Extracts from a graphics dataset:

----

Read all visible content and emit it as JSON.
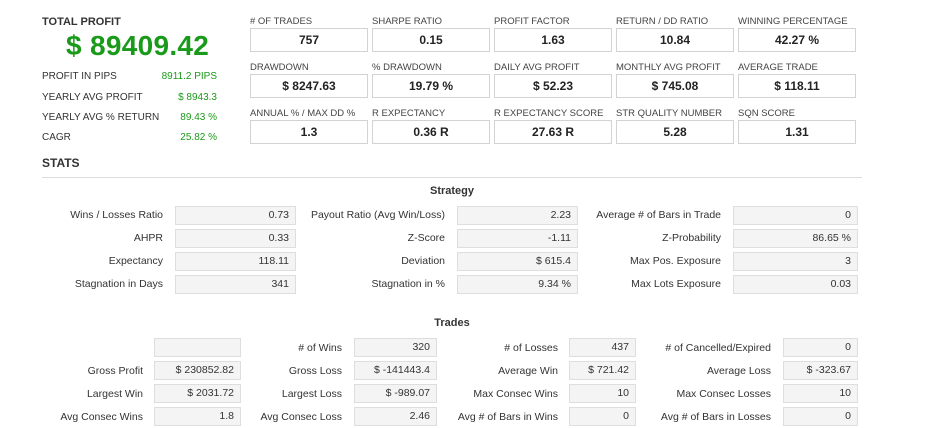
{
  "summary": {
    "total_profit_label": "TOTAL PROFIT",
    "total_profit_value": "$ 89409.42",
    "rows": [
      {
        "label": "PROFIT IN PIPS",
        "value": "8911.2 PIPS"
      },
      {
        "label": "YEARLY AVG PROFIT",
        "value": "$ 8943.3"
      },
      {
        "label": "YEARLY AVG % RETURN",
        "value": "89.43 %"
      },
      {
        "label": "CAGR",
        "value": "25.82 %"
      }
    ]
  },
  "metrics": [
    {
      "label": "# OF TRADES",
      "value": "757"
    },
    {
      "label": "SHARPE RATIO",
      "value": "0.15"
    },
    {
      "label": "PROFIT FACTOR",
      "value": "1.63"
    },
    {
      "label": "RETURN / DD RATIO",
      "value": "10.84"
    },
    {
      "label": "WINNING PERCENTAGE",
      "value": "42.27 %"
    },
    {
      "label": "DRAWDOWN",
      "value": "$ 8247.63"
    },
    {
      "label": "% DRAWDOWN",
      "value": "19.79 %"
    },
    {
      "label": "DAILY AVG PROFIT",
      "value": "$ 52.23"
    },
    {
      "label": "MONTHLY AVG PROFIT",
      "value": "$ 745.08"
    },
    {
      "label": "AVERAGE TRADE",
      "value": "$ 118.11"
    },
    {
      "label": "ANNUAL % / MAX DD %",
      "value": "1.3"
    },
    {
      "label": "R EXPECTANCY",
      "value": "0.36 R"
    },
    {
      "label": "R EXPECTANCY SCORE",
      "value": "27.63 R"
    },
    {
      "label": "STR QUALITY NUMBER",
      "value": "5.28"
    },
    {
      "label": "SQN SCORE",
      "value": "1.31"
    }
  ],
  "stats_title": "STATS",
  "strategy": {
    "title": "Strategy",
    "rows": [
      [
        {
          "label": "Wins / Losses Ratio",
          "value": "0.73"
        },
        {
          "label": "Payout Ratio (Avg Win/Loss)",
          "value": "2.23"
        },
        {
          "label": "Average # of Bars in Trade",
          "value": "0"
        }
      ],
      [
        {
          "label": "AHPR",
          "value": "0.33"
        },
        {
          "label": "Z-Score",
          "value": "-1.11"
        },
        {
          "label": "Z-Probability",
          "value": "86.65 %"
        }
      ],
      [
        {
          "label": "Expectancy",
          "value": "118.11"
        },
        {
          "label": "Deviation",
          "value": "$ 615.4"
        },
        {
          "label": "Max Pos. Exposure",
          "value": "3"
        }
      ],
      [
        {
          "label": "Stagnation in Days",
          "value": "341"
        },
        {
          "label": "Stagnation in %",
          "value": "9.34 %"
        },
        {
          "label": "Max Lots Exposure",
          "value": "0.03"
        }
      ]
    ]
  },
  "trades": {
    "title": "Trades",
    "rows": [
      [
        {
          "label": "",
          "value": ""
        },
        {
          "label": "# of Wins",
          "value": "320"
        },
        {
          "label": "# of Losses",
          "value": "437"
        },
        {
          "label": "# of Cancelled/Expired",
          "value": "0"
        }
      ],
      [
        {
          "label": "Gross Profit",
          "value": "$ 230852.82"
        },
        {
          "label": "Gross Loss",
          "value": "$ -141443.4"
        },
        {
          "label": "Average Win",
          "value": "$ 721.42"
        },
        {
          "label": "Average Loss",
          "value": "$ -323.67"
        }
      ],
      [
        {
          "label": "Largest Win",
          "value": "$ 2031.72"
        },
        {
          "label": "Largest Loss",
          "value": "$ -989.07"
        },
        {
          "label": "Max Consec Wins",
          "value": "10"
        },
        {
          "label": "Max Consec Losses",
          "value": "10"
        }
      ],
      [
        {
          "label": "Avg Consec Wins",
          "value": "1.8"
        },
        {
          "label": "Avg Consec Loss",
          "value": "2.46"
        },
        {
          "label": "Avg # of Bars in Wins",
          "value": "0"
        },
        {
          "label": "Avg # of Bars in Losses",
          "value": "0"
        }
      ]
    ]
  }
}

----

Pictures excluded, quote all the data above exactly.

— Task output —
Read all visible content and emit it as JSON.
{
  "summary": {
    "total_profit_label": "TOTAL PROFIT",
    "total_profit_value": "$ 89409.42",
    "rows": [
      {
        "label": "PROFIT IN PIPS",
        "value": "8911.2 PIPS"
      },
      {
        "label": "YEARLY AVG PROFIT",
        "value": "$ 8943.3"
      },
      {
        "label": "YEARLY AVG % RETURN",
        "value": "89.43 %"
      },
      {
        "label": "CAGR",
        "value": "25.82 %"
      }
    ]
  },
  "metrics": [
    {
      "label": "# OF TRADES",
      "value": "757"
    },
    {
      "label": "SHARPE RATIO",
      "value": "0.15"
    },
    {
      "label": "PROFIT FACTOR",
      "value": "1.63"
    },
    {
      "label": "RETURN / DD RATIO",
      "value": "10.84"
    },
    {
      "label": "WINNING PERCENTAGE",
      "value": "42.27 %"
    },
    {
      "label": "DRAWDOWN",
      "value": "$ 8247.63"
    },
    {
      "label": "% DRAWDOWN",
      "value": "19.79 %"
    },
    {
      "label": "DAILY AVG PROFIT",
      "value": "$ 52.23"
    },
    {
      "label": "MONTHLY AVG PROFIT",
      "value": "$ 745.08"
    },
    {
      "label": "AVERAGE TRADE",
      "value": "$ 118.11"
    },
    {
      "label": "ANNUAL % / MAX DD %",
      "value": "1.3"
    },
    {
      "label": "R EXPECTANCY",
      "value": "0.36 R"
    },
    {
      "label": "R EXPECTANCY SCORE",
      "value": "27.63 R"
    },
    {
      "label": "STR QUALITY NUMBER",
      "value": "5.28"
    },
    {
      "label": "SQN SCORE",
      "value": "1.31"
    }
  ],
  "stats_title": "STATS",
  "strategy": {
    "title": "Strategy",
    "rows": [
      [
        {
          "label": "Wins / Losses Ratio",
          "value": "0.73"
        },
        {
          "label": "Payout Ratio (Avg Win/Loss)",
          "value": "2.23"
        },
        {
          "label": "Average # of Bars in Trade",
          "value": "0"
        }
      ],
      [
        {
          "label": "AHPR",
          "value": "0.33"
        },
        {
          "label": "Z-Score",
          "value": "-1.11"
        },
        {
          "label": "Z-Probability",
          "value": "86.65 %"
        }
      ],
      [
        {
          "label": "Expectancy",
          "value": "118.11"
        },
        {
          "label": "Deviation",
          "value": "$ 615.4"
        },
        {
          "label": "Max Pos. Exposure",
          "value": "3"
        }
      ],
      [
        {
          "label": "Stagnation in Days",
          "value": "341"
        },
        {
          "label": "Stagnation in %",
          "value": "9.34 %"
        },
        {
          "label": "Max Lots Exposure",
          "value": "0.03"
        }
      ]
    ]
  },
  "trades": {
    "title": "Trades",
    "rows": [
      [
        {
          "label": "",
          "value": ""
        },
        {
          "label": "# of Wins",
          "value": "320"
        },
        {
          "label": "# of Losses",
          "value": "437"
        },
        {
          "label": "# of Cancelled/Expired",
          "value": "0"
        }
      ],
      [
        {
          "label": "Gross Profit",
          "value": "$ 230852.82"
        },
        {
          "label": "Gross Loss",
          "value": "$ -141443.4"
        },
        {
          "label": "Average Win",
          "value": "$ 721.42"
        },
        {
          "label": "Average Loss",
          "value": "$ -323.67"
        }
      ],
      [
        {
          "label": "Largest Win",
          "value": "$ 2031.72"
        },
        {
          "label": "Largest Loss",
          "value": "$ -989.07"
        },
        {
          "label": "Max Consec Wins",
          "value": "10"
        },
        {
          "label": "Max Consec Losses",
          "value": "10"
        }
      ],
      [
        {
          "label": "Avg Consec Wins",
          "value": "1.8"
        },
        {
          "label": "Avg Consec Loss",
          "value": "2.46"
        },
        {
          "label": "Avg # of Bars in Wins",
          "value": "0"
        },
        {
          "label": "Avg # of Bars in Losses",
          "value": "0"
        }
      ]
    ]
  }
}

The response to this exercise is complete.